_Exercise goal_.
Filter the data below for the string "低压成套设备" and copy each matching line.

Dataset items
>>>>

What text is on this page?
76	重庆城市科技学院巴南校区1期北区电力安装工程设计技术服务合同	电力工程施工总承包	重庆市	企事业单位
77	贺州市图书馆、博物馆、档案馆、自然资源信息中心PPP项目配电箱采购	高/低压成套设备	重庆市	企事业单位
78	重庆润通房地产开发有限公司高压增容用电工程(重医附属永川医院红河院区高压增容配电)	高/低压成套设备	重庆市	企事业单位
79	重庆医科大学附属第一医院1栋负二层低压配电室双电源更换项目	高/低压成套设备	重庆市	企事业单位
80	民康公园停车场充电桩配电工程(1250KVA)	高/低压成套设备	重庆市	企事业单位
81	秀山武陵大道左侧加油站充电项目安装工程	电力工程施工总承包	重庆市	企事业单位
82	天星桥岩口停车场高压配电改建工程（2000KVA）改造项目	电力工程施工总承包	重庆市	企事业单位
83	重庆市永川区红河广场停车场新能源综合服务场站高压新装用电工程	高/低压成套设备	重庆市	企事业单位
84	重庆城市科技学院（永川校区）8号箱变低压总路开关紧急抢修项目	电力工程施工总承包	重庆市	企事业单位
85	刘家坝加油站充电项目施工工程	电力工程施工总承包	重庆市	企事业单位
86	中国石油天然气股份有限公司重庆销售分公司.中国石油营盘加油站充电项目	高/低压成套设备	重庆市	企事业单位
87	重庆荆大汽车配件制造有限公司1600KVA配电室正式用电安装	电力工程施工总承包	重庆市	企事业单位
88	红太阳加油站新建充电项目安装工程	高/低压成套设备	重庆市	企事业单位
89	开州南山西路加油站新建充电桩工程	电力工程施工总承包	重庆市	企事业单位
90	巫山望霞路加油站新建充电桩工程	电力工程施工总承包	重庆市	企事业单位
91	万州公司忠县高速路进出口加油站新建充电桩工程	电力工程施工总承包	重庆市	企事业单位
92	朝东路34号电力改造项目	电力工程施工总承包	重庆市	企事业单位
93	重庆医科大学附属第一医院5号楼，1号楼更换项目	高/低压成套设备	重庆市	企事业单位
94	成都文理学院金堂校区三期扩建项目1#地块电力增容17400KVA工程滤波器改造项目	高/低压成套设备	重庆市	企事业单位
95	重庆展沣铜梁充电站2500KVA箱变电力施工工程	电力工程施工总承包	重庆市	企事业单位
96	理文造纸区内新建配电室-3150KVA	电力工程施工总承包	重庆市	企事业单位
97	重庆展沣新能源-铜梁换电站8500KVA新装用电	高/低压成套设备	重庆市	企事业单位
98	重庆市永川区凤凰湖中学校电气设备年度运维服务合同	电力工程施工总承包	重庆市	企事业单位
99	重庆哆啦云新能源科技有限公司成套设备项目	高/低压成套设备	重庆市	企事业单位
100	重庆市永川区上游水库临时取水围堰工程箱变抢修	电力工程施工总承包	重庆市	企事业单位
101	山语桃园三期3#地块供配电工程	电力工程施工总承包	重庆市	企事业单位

<<<<

_Expected answer_.
77	贺州市图书馆、博物馆、档案馆、自然资源信息中心PPP项目配电箱采购	高/低压成套设备	重庆市	企事业单位
78	重庆润通房地产开发有限公司高压增容用电工程(重医附属永川医院红河院区高压增容配电)	高/低压成套设备	重庆市	企事业单位
79	重庆医科大学附属第一医院1栋负二层低压配电室双电源更换项目	高/低压成套设备	重庆市	企事业单位
80	民康公园停车场充电桩配电工程(1250KVA)	高/低压成套设备	重庆市	企事业单位
83	重庆市永川区红河广场停车场新能源综合服务场站高压新装用电工程	高/低压成套设备	重庆市	企事业单位
86	中国石油天然气股份有限公司重庆销售分公司.中国石油营盘加油站充电项目	高/低压成套设备	重庆市	企事业单位
88	红太阳加油站新建充电项目安装工程	高/低压成套设备	重庆市	企事业单位
93	重庆医科大学附属第一医院5号楼，1号楼更换项目	高/低压成套设备	重庆市	企事业单位
94	成都文理学院金堂校区三期扩建项目1#地块电力增容17400KVA工程滤波器改造项目	高/低压成套设备	重庆市	企事业单位
97	重庆展沣新能源-铜梁换电站8500KVA新装用电	高/低压成套设备	重庆市	企事业单位
99	重庆哆啦云新能源科技有限公司成套设备项目	高/低压成套设备	重庆市	企事业单位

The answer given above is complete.